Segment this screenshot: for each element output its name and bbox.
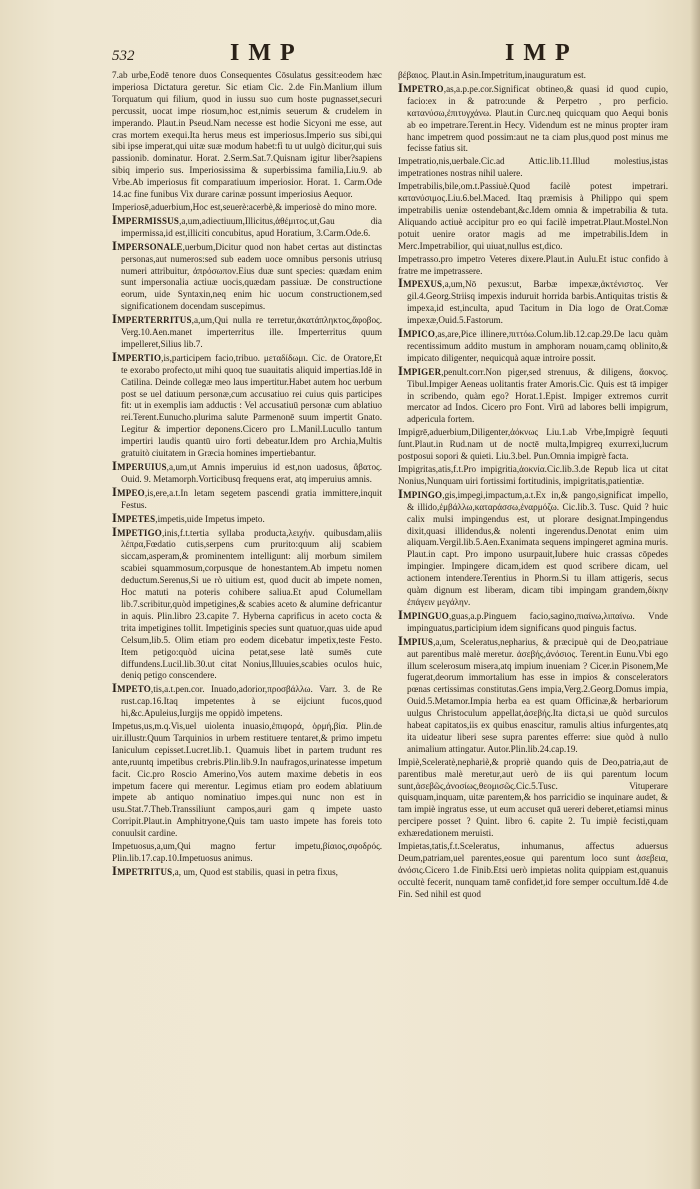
#####
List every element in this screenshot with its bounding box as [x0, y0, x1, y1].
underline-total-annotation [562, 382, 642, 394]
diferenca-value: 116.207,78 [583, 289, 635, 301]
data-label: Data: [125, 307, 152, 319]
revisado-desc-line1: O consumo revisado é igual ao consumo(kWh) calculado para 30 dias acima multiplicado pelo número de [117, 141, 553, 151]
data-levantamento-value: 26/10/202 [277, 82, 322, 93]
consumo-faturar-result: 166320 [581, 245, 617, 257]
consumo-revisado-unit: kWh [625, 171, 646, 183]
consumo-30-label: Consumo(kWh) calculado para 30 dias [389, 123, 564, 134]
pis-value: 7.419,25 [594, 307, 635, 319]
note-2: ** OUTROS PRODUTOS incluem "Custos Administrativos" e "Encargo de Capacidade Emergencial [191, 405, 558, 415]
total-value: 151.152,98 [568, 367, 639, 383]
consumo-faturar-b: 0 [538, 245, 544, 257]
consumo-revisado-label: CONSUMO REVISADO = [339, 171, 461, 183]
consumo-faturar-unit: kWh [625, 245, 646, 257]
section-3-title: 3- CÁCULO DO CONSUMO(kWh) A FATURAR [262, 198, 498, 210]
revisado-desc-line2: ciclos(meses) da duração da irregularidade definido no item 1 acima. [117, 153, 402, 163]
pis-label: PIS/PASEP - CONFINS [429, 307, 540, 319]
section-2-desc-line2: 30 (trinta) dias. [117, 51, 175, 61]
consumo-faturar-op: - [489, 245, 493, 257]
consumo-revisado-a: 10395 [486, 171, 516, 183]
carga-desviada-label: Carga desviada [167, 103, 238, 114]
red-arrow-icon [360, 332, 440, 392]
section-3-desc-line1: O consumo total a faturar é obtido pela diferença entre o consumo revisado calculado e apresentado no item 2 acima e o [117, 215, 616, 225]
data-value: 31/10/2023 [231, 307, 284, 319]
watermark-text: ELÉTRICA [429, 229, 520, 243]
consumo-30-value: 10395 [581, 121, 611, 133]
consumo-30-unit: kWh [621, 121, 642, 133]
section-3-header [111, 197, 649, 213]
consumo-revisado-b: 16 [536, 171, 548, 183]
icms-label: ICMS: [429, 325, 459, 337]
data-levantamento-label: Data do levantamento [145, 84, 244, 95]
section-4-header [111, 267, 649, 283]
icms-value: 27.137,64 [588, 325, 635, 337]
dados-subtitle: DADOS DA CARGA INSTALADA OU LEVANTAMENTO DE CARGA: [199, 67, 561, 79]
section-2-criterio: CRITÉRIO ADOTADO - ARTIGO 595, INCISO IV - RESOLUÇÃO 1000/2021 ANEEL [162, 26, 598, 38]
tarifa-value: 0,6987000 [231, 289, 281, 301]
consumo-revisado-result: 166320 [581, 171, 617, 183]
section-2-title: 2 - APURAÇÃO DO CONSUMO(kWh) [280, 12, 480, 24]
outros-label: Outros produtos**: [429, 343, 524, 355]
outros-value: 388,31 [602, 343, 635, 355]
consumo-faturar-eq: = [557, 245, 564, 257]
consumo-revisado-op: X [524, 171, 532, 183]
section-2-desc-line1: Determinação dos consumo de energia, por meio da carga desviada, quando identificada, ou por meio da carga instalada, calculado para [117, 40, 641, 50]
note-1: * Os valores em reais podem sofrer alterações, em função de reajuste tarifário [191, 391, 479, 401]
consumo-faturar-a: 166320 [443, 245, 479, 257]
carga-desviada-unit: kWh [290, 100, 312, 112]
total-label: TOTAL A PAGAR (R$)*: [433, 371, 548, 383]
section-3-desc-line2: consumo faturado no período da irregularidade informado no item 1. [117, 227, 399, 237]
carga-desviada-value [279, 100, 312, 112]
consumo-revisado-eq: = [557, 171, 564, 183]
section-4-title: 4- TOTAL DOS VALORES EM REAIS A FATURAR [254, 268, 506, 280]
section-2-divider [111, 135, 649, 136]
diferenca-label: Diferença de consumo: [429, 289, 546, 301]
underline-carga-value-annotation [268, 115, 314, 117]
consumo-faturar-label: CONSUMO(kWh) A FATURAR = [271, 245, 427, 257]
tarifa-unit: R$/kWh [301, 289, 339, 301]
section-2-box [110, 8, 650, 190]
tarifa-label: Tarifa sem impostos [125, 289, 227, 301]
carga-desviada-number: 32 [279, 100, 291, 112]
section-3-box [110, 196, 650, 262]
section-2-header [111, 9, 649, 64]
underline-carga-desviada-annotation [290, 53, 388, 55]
#####
Your task —
How many of the lines above contain the string "data"? Give only the number.

Exercise result —
4